## DATA SECTION
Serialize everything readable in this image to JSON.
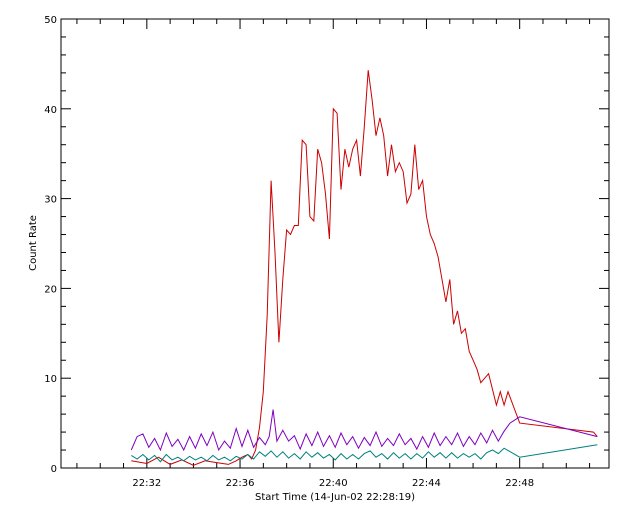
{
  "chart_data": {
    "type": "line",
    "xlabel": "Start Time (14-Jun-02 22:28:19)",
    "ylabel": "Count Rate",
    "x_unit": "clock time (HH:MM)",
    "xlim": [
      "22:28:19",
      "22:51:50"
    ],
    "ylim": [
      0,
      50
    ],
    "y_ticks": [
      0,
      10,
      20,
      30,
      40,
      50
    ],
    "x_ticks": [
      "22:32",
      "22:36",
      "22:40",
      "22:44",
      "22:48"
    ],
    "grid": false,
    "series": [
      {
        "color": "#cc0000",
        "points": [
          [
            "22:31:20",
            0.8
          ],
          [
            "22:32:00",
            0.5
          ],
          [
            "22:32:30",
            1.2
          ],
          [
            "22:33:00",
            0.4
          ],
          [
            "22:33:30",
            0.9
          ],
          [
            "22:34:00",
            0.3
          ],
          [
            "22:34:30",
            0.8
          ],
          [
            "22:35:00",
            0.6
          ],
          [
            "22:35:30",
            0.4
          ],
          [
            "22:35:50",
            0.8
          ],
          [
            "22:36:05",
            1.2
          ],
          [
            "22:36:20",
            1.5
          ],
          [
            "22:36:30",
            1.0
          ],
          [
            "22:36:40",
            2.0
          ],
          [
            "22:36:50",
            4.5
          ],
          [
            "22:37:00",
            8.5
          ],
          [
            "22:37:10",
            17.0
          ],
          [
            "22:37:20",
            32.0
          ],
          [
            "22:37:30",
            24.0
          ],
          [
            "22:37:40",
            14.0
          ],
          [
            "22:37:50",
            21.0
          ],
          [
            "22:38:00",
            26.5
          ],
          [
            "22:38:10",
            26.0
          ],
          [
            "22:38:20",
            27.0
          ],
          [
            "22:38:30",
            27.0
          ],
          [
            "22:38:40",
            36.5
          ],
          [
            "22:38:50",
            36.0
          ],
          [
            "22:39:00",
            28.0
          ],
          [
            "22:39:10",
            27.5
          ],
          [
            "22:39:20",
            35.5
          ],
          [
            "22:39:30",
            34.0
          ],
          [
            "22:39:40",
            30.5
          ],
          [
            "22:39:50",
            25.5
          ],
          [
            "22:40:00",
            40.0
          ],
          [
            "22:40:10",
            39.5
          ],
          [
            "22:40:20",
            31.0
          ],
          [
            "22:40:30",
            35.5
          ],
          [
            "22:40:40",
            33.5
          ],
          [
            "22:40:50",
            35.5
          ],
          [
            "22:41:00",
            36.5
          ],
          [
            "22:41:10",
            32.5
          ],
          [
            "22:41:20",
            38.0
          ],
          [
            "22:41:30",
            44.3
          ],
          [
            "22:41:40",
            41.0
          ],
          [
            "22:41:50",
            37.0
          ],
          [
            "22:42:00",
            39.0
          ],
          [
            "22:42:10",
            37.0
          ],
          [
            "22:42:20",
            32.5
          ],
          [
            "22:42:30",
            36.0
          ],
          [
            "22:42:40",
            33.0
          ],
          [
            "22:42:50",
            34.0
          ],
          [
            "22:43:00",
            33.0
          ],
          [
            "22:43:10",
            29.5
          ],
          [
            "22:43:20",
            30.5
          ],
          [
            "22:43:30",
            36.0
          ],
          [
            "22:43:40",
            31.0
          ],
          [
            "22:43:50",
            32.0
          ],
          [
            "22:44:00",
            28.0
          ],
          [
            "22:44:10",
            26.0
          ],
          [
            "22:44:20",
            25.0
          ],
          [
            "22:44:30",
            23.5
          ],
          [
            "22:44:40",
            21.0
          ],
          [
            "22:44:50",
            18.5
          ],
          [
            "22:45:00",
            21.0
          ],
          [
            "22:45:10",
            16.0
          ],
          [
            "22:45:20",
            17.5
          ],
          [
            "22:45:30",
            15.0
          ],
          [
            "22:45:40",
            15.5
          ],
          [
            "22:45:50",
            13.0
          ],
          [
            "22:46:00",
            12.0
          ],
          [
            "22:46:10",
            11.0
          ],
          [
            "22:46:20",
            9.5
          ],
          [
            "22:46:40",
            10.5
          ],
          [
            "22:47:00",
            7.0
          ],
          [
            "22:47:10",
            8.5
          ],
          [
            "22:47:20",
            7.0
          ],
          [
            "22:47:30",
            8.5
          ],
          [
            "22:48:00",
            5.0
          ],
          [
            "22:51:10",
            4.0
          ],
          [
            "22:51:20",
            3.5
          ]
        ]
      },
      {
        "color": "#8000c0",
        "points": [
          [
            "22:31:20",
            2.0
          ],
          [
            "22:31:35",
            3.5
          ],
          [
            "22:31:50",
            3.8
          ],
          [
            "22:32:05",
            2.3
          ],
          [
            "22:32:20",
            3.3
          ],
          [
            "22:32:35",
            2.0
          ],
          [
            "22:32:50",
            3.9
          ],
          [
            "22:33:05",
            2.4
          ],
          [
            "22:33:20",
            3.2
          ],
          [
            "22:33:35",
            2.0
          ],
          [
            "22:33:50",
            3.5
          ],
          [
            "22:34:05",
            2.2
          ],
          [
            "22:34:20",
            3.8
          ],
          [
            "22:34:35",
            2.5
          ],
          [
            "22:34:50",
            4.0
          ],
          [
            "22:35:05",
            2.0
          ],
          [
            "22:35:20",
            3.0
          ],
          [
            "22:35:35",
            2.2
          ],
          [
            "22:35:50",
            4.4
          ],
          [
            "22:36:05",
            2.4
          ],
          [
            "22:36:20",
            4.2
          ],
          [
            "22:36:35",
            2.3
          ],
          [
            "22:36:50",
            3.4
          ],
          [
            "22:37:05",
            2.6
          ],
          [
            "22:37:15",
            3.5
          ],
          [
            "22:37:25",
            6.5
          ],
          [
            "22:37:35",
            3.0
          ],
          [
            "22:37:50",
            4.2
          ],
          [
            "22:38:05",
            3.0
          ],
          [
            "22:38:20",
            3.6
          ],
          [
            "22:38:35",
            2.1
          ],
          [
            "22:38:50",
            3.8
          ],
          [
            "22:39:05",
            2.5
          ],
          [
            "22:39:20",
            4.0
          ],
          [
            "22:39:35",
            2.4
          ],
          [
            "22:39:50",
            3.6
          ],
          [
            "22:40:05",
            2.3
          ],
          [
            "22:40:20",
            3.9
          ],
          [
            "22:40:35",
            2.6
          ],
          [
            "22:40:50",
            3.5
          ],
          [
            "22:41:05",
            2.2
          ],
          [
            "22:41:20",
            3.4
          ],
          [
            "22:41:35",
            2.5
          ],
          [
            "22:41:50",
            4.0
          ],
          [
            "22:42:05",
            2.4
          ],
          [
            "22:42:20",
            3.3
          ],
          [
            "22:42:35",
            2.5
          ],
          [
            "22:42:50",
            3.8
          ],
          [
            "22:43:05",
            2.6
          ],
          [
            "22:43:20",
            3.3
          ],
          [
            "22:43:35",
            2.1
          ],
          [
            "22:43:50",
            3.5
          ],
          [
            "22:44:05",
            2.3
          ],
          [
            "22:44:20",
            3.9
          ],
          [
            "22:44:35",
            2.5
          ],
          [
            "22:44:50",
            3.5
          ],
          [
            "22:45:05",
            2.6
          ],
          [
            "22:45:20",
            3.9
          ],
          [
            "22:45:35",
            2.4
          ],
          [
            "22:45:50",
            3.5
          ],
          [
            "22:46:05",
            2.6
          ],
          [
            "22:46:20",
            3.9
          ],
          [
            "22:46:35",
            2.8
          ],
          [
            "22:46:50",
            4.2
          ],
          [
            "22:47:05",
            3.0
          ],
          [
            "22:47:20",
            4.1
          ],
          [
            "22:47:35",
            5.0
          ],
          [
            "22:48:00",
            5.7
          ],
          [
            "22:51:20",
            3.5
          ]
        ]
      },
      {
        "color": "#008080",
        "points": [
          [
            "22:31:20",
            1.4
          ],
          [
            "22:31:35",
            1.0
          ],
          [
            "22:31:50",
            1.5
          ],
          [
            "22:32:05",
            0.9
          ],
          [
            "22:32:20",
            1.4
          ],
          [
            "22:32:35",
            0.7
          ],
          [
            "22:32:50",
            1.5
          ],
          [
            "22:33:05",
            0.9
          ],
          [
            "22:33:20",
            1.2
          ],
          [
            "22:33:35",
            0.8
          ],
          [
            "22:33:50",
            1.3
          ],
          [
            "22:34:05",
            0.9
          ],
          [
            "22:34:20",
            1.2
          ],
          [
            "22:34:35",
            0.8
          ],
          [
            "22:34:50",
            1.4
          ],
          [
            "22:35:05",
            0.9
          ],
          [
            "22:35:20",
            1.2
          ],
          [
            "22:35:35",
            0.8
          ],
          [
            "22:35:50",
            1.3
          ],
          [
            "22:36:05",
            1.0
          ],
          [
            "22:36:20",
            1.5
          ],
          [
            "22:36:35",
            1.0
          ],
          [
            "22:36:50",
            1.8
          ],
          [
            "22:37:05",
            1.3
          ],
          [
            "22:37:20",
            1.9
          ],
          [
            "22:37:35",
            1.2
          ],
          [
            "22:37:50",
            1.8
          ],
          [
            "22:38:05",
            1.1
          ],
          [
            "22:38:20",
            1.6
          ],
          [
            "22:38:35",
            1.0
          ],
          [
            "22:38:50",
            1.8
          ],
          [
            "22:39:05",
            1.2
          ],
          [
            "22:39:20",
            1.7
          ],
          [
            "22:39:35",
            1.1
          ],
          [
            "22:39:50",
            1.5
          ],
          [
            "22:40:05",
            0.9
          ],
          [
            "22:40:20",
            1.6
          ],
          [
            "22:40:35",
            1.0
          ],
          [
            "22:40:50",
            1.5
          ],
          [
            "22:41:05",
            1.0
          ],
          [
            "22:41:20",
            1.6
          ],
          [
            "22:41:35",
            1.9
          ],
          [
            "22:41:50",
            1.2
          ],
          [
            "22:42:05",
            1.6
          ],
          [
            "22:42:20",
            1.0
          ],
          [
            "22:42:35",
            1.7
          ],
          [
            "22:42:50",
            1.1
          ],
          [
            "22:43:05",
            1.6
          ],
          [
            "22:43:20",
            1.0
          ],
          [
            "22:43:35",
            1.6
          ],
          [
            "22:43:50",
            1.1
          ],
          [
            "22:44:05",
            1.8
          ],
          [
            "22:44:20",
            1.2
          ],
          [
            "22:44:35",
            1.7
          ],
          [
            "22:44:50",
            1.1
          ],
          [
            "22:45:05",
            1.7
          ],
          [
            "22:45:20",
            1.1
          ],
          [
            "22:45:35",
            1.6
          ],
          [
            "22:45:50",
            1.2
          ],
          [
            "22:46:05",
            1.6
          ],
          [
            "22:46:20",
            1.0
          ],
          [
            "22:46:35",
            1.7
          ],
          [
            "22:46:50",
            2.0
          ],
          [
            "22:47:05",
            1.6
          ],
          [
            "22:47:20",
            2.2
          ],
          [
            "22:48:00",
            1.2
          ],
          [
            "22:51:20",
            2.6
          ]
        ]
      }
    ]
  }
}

==

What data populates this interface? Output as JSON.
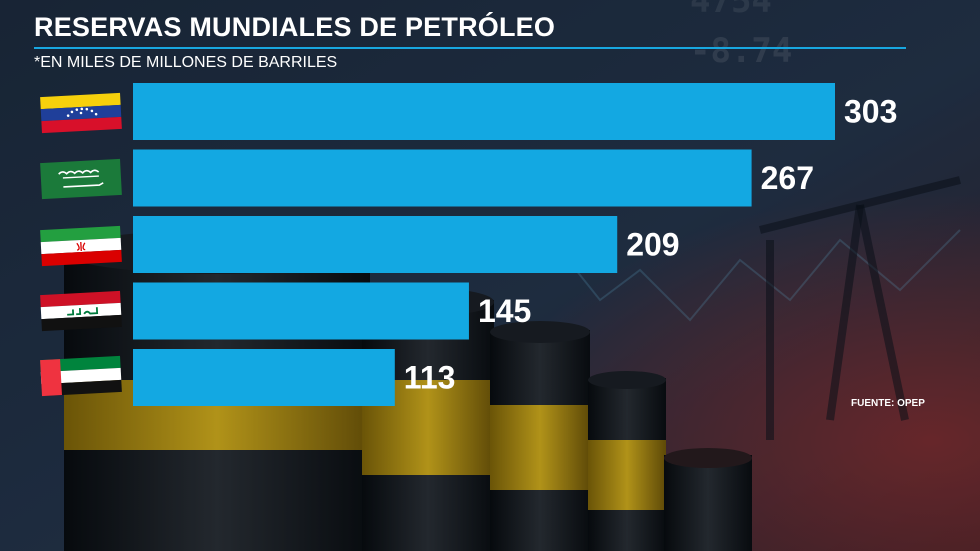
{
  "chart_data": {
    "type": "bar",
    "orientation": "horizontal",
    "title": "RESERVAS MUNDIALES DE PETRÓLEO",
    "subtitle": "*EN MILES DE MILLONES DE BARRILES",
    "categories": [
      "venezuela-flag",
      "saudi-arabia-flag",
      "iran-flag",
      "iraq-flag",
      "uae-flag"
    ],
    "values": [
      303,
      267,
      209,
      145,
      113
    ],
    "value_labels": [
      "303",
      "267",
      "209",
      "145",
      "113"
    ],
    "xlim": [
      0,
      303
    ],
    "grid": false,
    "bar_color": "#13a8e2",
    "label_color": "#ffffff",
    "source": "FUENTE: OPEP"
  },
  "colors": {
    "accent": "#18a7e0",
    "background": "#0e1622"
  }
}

## WHAT IS REQUIRED
Pull out each line containing the word "JSON" and copy it.

## WRITTEN RESPONSE
Serialize everything readable in this image to JSON.
What data populates this interface? Output as JSON.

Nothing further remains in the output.